**TASK TO COMPLETE**.
List each line of the data in which the string "chức" appears.

**DATA SHOWN**.
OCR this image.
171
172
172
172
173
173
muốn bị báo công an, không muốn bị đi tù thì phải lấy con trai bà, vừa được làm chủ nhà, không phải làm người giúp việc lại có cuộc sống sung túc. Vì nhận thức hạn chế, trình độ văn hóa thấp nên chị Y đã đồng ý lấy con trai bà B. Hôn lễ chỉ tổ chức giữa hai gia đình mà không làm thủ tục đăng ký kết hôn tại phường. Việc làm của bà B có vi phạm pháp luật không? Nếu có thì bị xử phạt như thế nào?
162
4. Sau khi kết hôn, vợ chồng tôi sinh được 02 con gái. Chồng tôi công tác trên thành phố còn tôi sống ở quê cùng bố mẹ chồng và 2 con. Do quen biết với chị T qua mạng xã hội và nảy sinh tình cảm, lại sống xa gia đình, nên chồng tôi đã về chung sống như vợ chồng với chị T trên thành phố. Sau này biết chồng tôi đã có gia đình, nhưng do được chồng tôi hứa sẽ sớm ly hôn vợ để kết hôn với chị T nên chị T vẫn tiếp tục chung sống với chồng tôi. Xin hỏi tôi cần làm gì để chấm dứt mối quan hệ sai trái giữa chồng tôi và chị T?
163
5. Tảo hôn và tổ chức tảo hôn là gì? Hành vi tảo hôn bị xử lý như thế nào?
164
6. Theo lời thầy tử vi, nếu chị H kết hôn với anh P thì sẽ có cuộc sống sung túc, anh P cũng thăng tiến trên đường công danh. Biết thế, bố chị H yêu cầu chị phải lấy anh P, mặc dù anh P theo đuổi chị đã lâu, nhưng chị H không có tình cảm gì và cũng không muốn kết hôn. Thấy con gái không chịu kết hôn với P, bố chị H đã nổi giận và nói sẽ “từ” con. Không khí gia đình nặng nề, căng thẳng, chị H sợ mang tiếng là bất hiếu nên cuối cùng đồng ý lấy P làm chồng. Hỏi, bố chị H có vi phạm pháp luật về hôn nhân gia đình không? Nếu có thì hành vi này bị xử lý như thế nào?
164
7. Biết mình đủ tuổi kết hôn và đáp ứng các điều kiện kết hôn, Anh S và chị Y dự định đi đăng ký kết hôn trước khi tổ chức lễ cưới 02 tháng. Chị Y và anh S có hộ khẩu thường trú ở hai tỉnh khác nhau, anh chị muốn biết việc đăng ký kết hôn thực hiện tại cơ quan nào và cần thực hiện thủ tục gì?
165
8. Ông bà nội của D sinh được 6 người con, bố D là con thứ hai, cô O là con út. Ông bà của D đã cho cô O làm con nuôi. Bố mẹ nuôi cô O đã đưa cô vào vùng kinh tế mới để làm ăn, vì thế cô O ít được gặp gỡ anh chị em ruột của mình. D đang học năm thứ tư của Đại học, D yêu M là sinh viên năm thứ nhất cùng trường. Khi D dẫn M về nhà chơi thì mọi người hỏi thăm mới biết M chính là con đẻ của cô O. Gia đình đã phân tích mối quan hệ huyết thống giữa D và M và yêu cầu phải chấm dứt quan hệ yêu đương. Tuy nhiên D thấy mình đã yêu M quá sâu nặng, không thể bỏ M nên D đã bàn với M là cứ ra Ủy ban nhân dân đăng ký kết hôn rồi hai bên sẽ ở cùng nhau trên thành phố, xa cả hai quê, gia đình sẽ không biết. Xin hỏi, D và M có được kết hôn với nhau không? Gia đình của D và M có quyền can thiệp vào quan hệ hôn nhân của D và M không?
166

**REPLY**.
muốn bị báo công an, không muốn bị đi tù thì phải lấy con trai bà, vừa được làm chủ nhà, không phải làm người giúp việc lại có cuộc sống sung túc. Vì nhận thức hạn chế, trình độ văn hóa thấp nên chị Y đã đồng ý lấy con trai bà B. Hôn lễ chỉ tổ chức giữa hai gia đình mà không làm thủ tục đăng ký kết hôn tại phường. Việc làm của bà B có vi phạm pháp luật không? Nếu có thì bị xử phạt như thế nào?
5. Tảo hôn và tổ chức tảo hôn là gì? Hành vi tảo hôn bị xử lý như thế nào?
7. Biết mình đủ tuổi kết hôn và đáp ứng các điều kiện kết hôn, Anh S và chị Y dự định đi đăng ký kết hôn trước khi tổ chức lễ cưới 02 tháng. Chị Y và anh S có hộ khẩu thường trú ở hai tỉnh khác nhau, anh chị muốn biết việc đăng ký kết hôn thực hiện tại cơ quan nào và cần thực hiện thủ tục gì?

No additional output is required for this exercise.